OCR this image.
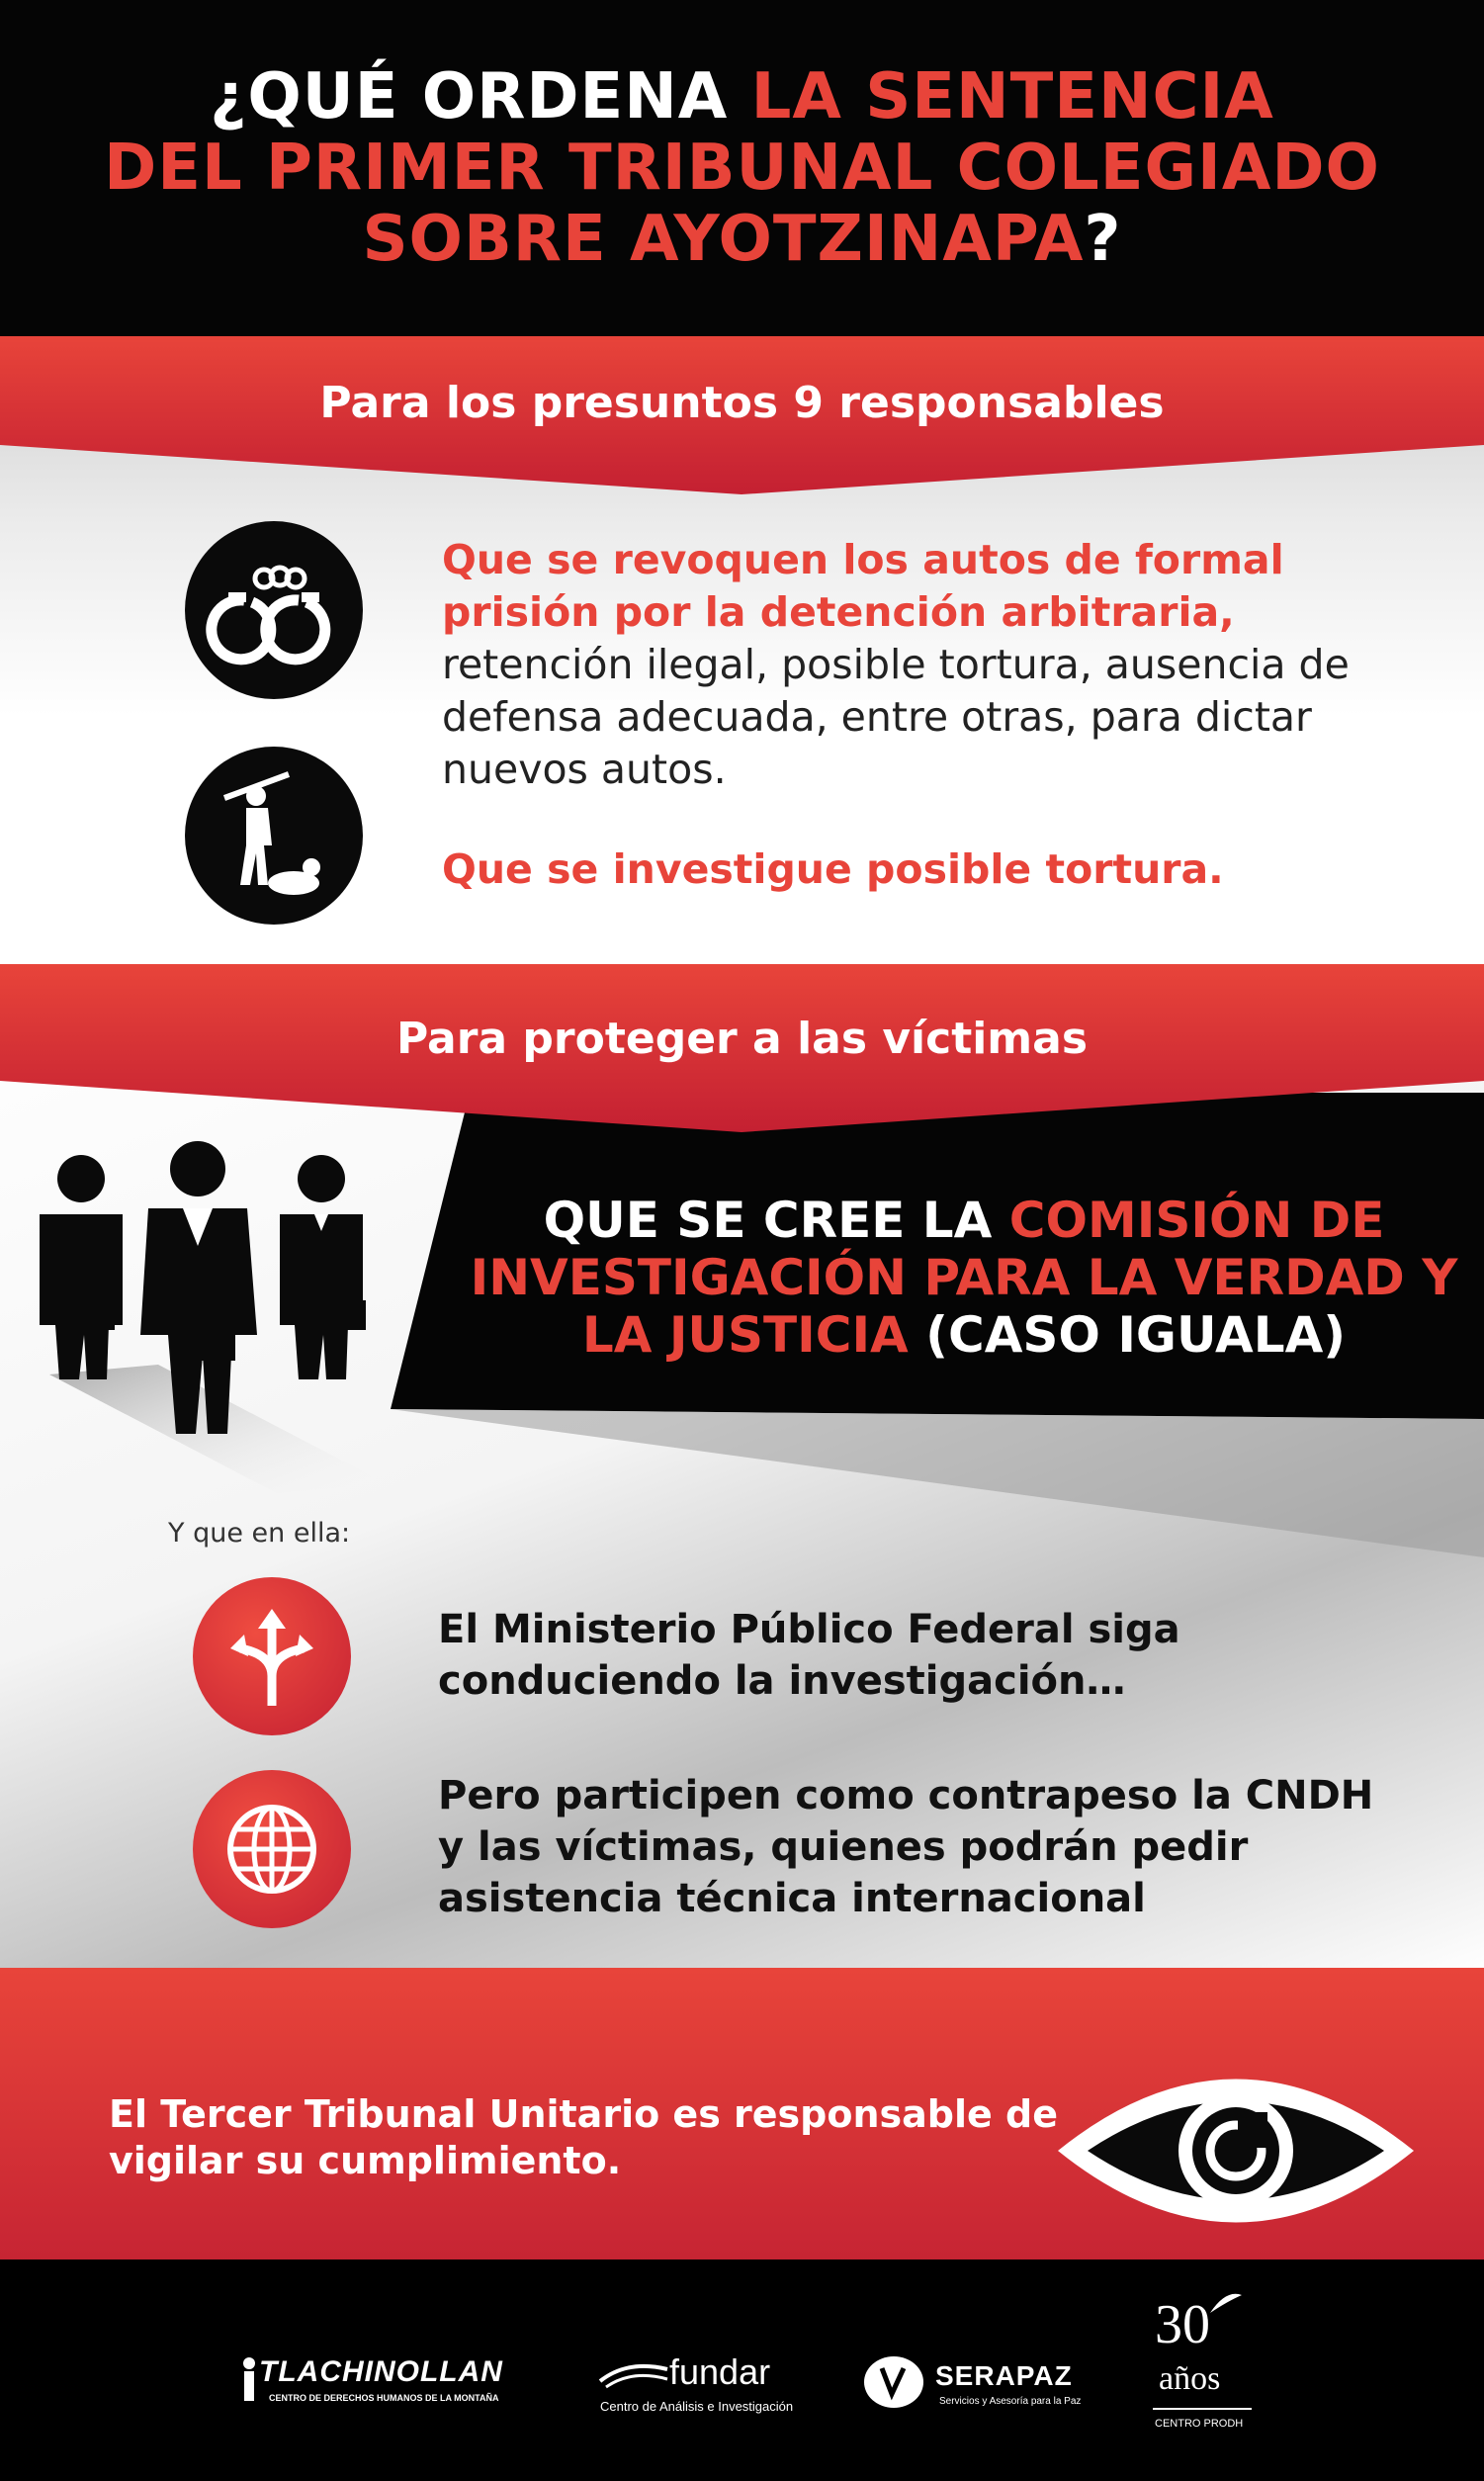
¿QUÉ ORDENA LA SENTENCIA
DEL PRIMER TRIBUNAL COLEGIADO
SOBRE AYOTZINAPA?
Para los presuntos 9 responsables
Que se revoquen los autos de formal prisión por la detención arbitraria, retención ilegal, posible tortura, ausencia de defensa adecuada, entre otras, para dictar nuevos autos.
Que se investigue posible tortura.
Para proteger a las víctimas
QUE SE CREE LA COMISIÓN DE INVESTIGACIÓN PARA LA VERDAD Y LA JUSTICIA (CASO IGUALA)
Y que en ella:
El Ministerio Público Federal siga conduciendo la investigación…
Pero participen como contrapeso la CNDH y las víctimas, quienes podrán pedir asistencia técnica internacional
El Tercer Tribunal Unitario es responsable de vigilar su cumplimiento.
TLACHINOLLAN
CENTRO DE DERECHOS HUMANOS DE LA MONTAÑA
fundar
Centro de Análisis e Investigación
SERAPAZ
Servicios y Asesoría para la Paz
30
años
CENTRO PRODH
━━━
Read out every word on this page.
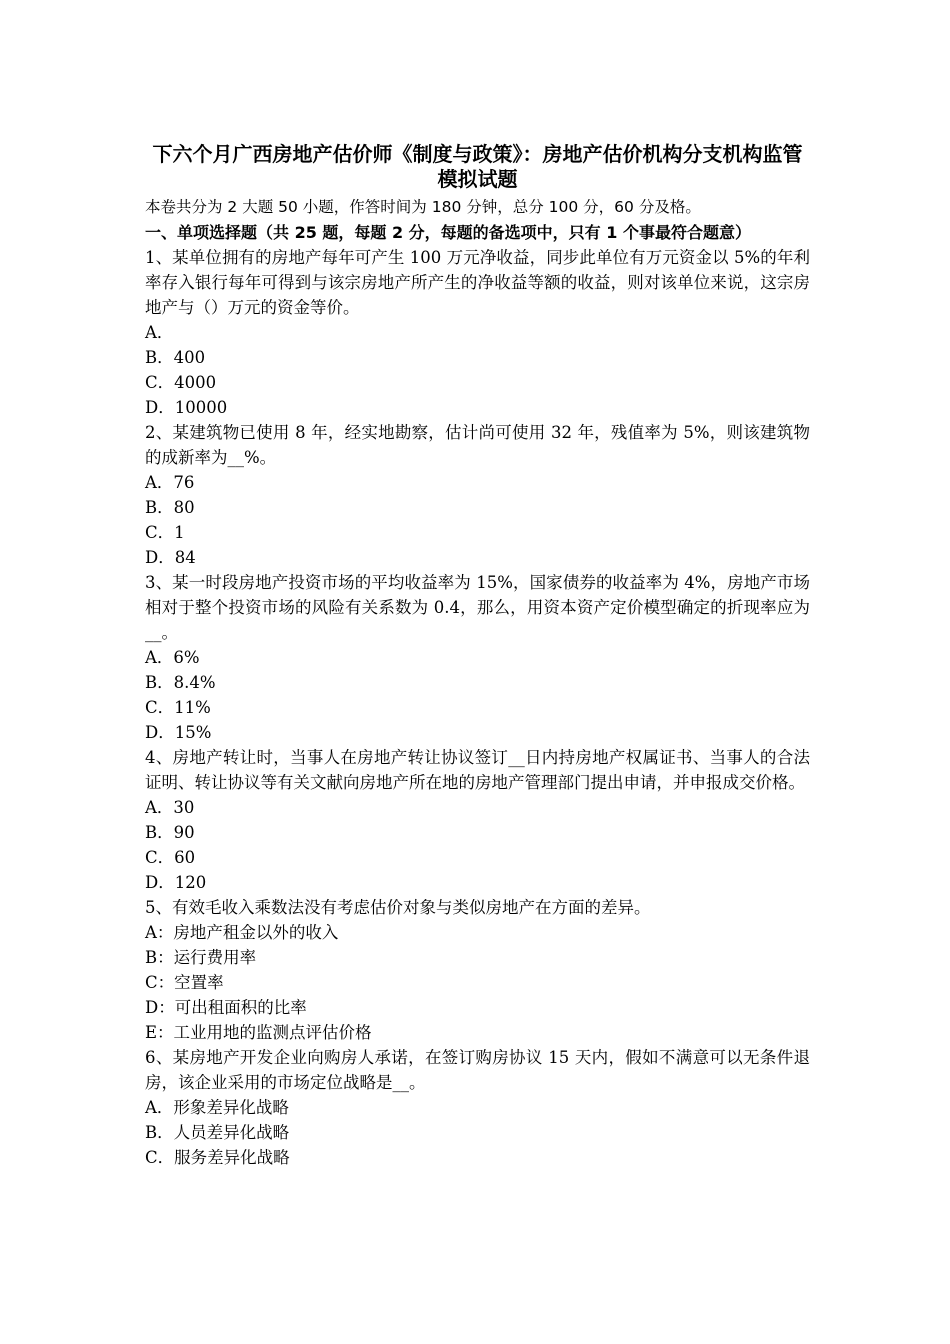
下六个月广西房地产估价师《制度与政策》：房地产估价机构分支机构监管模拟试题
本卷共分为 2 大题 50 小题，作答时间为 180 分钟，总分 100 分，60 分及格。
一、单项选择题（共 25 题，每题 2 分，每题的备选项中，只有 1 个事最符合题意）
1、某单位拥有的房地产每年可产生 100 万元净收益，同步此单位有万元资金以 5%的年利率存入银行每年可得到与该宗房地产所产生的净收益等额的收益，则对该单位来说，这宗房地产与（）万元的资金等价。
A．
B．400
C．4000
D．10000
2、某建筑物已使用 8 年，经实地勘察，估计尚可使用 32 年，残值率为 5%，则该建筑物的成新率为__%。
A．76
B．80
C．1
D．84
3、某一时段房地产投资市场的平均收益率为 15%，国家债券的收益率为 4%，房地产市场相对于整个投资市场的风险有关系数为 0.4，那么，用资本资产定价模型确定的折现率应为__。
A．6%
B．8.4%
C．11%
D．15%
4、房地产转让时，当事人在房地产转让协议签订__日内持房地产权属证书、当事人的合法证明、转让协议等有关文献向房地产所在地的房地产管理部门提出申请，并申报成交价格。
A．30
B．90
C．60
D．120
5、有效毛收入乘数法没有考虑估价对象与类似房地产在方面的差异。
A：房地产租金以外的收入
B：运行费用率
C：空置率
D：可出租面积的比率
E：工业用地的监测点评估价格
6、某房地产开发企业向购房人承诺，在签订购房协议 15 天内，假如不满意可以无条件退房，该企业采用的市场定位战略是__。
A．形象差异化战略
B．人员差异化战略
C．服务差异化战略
━━━
Review the material and copy each line in which the word "víctimas" appears.

## RESULT BELOW
Para proteger a las víctimas
Pero participen como contrapeso la CNDH y las víctimas, quienes podrán pedir asistencia técnica internacional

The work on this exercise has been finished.